• _Supplied entries_:

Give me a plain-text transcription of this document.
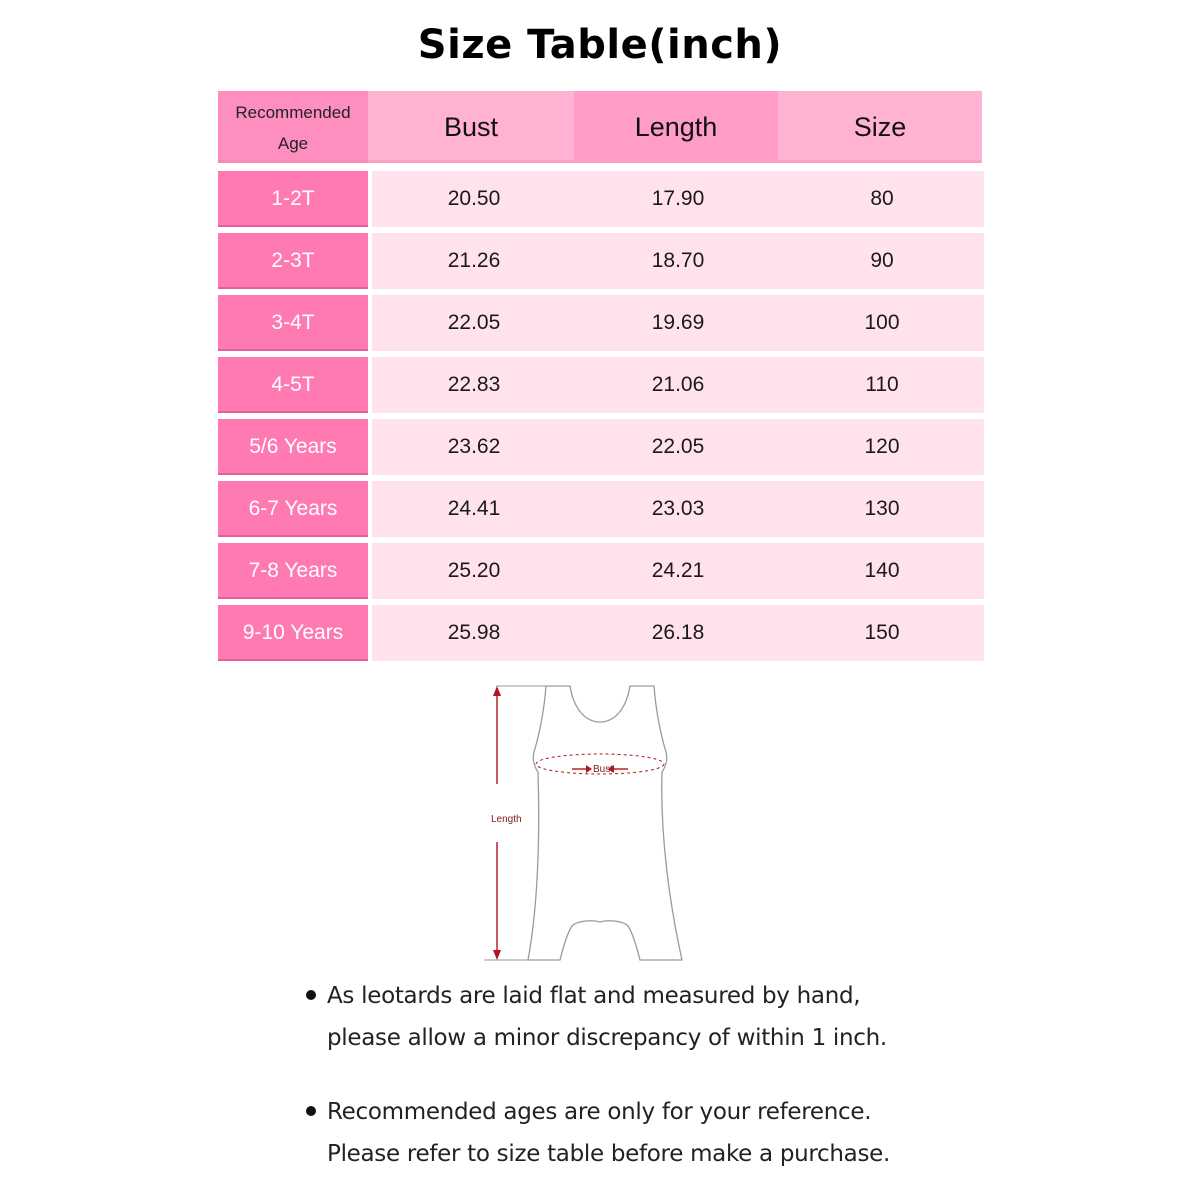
Size Table(inch)
Recommended
Age
Bust	Length	Size
1-2T	20.50	17.90	80
2-3T	21.26	18.70	90
3-4T	22.05	19.69	100
4-5T	22.83	21.06	110
5/6 Years	23.62	22.05	120
6-7 Years	24.41	23.03	130
7-8 Years	25.20	24.21	140
9-10 Years	25.98	26.18	150
Bust
Length
As leotards are laid flat and measured by hand, please allow a minor discrepancy of within 1 inch.
Recommended ages are only for your reference. Please refer to size table before make a purchase.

• _The request_: Display every line of the listing that contains the string "Recommended".

• _Result for this task_:
Recommended
Recommended ages are only for your reference. Please refer to size table before make a purchase.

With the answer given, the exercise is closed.